:: GOAL ::
Reproduce every line of the records below without changing anything.

:: RAW RECORDS ::
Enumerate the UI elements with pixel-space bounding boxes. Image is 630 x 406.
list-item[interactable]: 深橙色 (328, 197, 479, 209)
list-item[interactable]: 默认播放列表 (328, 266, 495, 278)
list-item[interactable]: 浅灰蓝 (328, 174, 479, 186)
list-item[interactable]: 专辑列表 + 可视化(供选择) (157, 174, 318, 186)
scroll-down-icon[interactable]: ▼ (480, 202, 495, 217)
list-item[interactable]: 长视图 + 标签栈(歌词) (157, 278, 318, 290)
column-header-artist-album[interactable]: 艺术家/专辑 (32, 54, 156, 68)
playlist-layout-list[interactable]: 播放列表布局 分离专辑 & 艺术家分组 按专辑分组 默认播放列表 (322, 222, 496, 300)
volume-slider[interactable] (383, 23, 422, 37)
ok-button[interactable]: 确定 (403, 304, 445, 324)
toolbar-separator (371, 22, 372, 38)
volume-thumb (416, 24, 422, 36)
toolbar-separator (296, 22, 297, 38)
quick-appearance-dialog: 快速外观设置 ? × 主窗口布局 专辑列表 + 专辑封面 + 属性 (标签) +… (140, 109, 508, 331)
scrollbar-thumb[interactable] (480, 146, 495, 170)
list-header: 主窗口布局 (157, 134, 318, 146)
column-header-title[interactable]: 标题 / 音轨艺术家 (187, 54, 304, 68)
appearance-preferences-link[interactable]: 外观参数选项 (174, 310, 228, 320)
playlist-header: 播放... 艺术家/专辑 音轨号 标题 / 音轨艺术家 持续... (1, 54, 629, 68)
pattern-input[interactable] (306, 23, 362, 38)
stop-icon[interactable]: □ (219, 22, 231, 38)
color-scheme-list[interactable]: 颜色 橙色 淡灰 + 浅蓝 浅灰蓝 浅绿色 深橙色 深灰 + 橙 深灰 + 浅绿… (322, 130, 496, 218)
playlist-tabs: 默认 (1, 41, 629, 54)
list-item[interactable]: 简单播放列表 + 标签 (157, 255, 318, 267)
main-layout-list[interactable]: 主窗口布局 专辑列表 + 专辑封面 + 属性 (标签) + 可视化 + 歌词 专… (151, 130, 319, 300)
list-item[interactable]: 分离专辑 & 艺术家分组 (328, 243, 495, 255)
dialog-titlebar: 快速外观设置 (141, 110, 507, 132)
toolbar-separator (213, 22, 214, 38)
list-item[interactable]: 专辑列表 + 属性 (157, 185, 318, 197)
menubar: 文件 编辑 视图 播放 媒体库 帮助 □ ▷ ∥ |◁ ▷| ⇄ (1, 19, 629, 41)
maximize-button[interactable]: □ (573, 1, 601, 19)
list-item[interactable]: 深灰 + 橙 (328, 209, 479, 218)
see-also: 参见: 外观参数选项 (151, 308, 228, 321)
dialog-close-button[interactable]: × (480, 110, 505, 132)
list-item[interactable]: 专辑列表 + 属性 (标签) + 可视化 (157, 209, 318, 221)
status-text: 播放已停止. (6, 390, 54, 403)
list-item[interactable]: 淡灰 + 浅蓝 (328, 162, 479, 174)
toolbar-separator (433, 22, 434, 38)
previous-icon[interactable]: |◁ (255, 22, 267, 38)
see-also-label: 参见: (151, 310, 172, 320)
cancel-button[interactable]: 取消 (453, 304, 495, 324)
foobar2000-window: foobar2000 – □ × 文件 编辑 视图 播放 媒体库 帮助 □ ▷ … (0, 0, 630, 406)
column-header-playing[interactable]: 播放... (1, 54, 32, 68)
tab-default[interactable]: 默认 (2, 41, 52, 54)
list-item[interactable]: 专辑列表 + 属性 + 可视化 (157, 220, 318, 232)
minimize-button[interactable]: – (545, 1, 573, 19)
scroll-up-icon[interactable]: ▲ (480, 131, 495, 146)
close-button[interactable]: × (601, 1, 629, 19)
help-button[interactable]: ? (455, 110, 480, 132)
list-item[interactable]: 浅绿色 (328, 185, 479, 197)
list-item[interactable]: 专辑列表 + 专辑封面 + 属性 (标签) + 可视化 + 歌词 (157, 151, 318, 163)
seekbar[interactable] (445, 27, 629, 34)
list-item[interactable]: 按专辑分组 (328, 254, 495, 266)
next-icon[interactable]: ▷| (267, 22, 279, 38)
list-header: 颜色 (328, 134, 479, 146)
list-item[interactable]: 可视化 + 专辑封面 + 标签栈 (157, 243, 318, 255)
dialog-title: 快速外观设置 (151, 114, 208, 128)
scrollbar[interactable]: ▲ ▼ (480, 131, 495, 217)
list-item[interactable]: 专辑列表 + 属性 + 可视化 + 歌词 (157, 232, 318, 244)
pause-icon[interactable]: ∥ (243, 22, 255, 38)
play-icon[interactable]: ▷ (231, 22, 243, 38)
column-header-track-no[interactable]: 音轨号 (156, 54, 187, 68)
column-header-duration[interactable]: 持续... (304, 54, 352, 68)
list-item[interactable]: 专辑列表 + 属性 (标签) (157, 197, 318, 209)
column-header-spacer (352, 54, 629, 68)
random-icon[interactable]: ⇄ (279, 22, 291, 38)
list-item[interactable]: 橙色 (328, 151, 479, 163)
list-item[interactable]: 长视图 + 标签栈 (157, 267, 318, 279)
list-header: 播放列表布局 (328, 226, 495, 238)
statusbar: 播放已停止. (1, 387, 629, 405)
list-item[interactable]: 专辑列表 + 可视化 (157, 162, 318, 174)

:: SOLUTION FOR THIS EXERCISE ::
Enumerate the UI elements with pixel-space bounding boxes. Image is 630 x 406.
list-item[interactable]: 深橙色 (328, 197, 479, 209)
list-item[interactable]: 默认播放列表 (328, 266, 495, 278)
list-item[interactable]: 浅灰蓝 (328, 174, 479, 186)
list-item[interactable]: 专辑列表 + 可视化(供选择) (157, 174, 318, 186)
scroll-down-icon[interactable]: ▼ (480, 202, 495, 217)
list-item[interactable]: 长视图 + 标签栈(歌词) (157, 278, 318, 290)
column-header-artist-album[interactable]: 艺术家/专辑 (32, 54, 156, 68)
playlist-layout-list[interactable]: 播放列表布局 分离专辑 & 艺术家分组 按专辑分组 默认播放列表 (322, 222, 496, 300)
volume-slider[interactable] (383, 23, 422, 37)
ok-button[interactable]: 确定 (403, 304, 445, 324)
toolbar-separator (371, 22, 372, 38)
volume-thumb (416, 24, 422, 36)
toolbar-separator (296, 22, 297, 38)
quick-appearance-dialog: 快速外观设置 ? × 主窗口布局 专辑列表 + 专辑封面 + 属性 (标签) +… (140, 109, 508, 331)
scrollbar-thumb[interactable] (480, 146, 495, 170)
list-header: 主窗口布局 (157, 134, 318, 146)
column-header-title[interactable]: 标题 / 音轨艺术家 (187, 54, 304, 68)
appearance-preferences-link[interactable]: 外观参数选项 (174, 310, 228, 320)
playlist-header: 播放... 艺术家/专辑 音轨号 标题 / 音轨艺术家 持续... (1, 54, 629, 68)
pattern-input[interactable] (306, 23, 362, 38)
stop-icon[interactable]: □ (219, 22, 231, 38)
color-scheme-list[interactable]: 颜色 橙色 淡灰 + 浅蓝 浅灰蓝 浅绿色 深橙色 深灰 + 橙 深灰 + 浅绿… (322, 130, 496, 218)
playlist-tabs: 默认 (1, 41, 629, 54)
list-item[interactable]: 简单播放列表 + 标签 (157, 255, 318, 267)
main-layout-list[interactable]: 主窗口布局 专辑列表 + 专辑封面 + 属性 (标签) + 可视化 + 歌词 专… (151, 130, 319, 300)
list-item[interactable]: 分离专辑 & 艺术家分组 (328, 243, 495, 255)
dialog-titlebar: 快速外观设置 (141, 110, 507, 132)
toolbar-separator (213, 22, 214, 38)
list-item[interactable]: 专辑列表 + 属性 (157, 185, 318, 197)
menubar: 文件 编辑 视图 播放 媒体库 帮助 □ ▷ ∥ |◁ ▷| ⇄ (1, 19, 629, 41)
maximize-button[interactable]: □ (573, 1, 601, 19)
list-item[interactable]: 深灰 + 橙 (328, 209, 479, 218)
see-also: 参见: 外观参数选项 (151, 308, 228, 321)
dialog-close-button[interactable]: × (480, 110, 505, 132)
list-item[interactable]: 专辑列表 + 属性 (标签) + 可视化 (157, 209, 318, 221)
status-text: 播放已停止. (6, 390, 54, 403)
list-item[interactable]: 淡灰 + 浅蓝 (328, 162, 479, 174)
toolbar-separator (433, 22, 434, 38)
previous-icon[interactable]: |◁ (255, 22, 267, 38)
see-also-label: 参见: (151, 310, 172, 320)
cancel-button[interactable]: 取消 (453, 304, 495, 324)
foobar2000-window: foobar2000 – □ × 文件 编辑 视图 播放 媒体库 帮助 □ ▷ … (0, 0, 630, 406)
column-header-playing[interactable]: 播放... (1, 54, 32, 68)
tab-default[interactable]: 默认 (2, 41, 52, 54)
list-item[interactable]: 专辑列表 + 属性 + 可视化 (157, 220, 318, 232)
minimize-button[interactable]: – (545, 1, 573, 19)
scroll-up-icon[interactable]: ▲ (480, 131, 495, 146)
close-button[interactable]: × (601, 1, 629, 19)
help-button[interactable]: ? (455, 110, 480, 132)
list-item[interactable]: 浅绿色 (328, 185, 479, 197)
list-item[interactable]: 专辑列表 + 专辑封面 + 属性 (标签) + 可视化 + 歌词 (157, 151, 318, 163)
seekbar[interactable] (445, 27, 629, 34)
list-item[interactable]: 按专辑分组 (328, 254, 495, 266)
next-icon[interactable]: ▷| (267, 22, 279, 38)
list-header: 颜色 (328, 134, 479, 146)
list-item[interactable]: 可视化 + 专辑封面 + 标签栈 (157, 243, 318, 255)
dialog-title: 快速外观设置 (151, 114, 208, 128)
scrollbar[interactable]: ▲ ▼ (480, 131, 495, 217)
list-item[interactable]: 专辑列表 + 属性 + 可视化 + 歌词 (157, 232, 318, 244)
pause-icon[interactable]: ∥ (243, 22, 255, 38)
play-icon[interactable]: ▷ (231, 22, 243, 38)
column-header-track-no[interactable]: 音轨号 (156, 54, 187, 68)
column-header-duration[interactable]: 持续... (304, 54, 352, 68)
list-item[interactable]: 专辑列表 + 属性 (标签) (157, 197, 318, 209)
column-header-spacer (352, 54, 629, 68)
random-icon[interactable]: ⇄ (279, 22, 291, 38)
list-item[interactable]: 橙色 (328, 151, 479, 163)
list-item[interactable]: 长视图 + 标签栈 (157, 267, 318, 279)
list-header: 播放列表布局 (328, 226, 495, 238)
statusbar: 播放已停止. (1, 387, 629, 405)
list-item[interactable]: 专辑列表 + 可视化 (157, 162, 318, 174)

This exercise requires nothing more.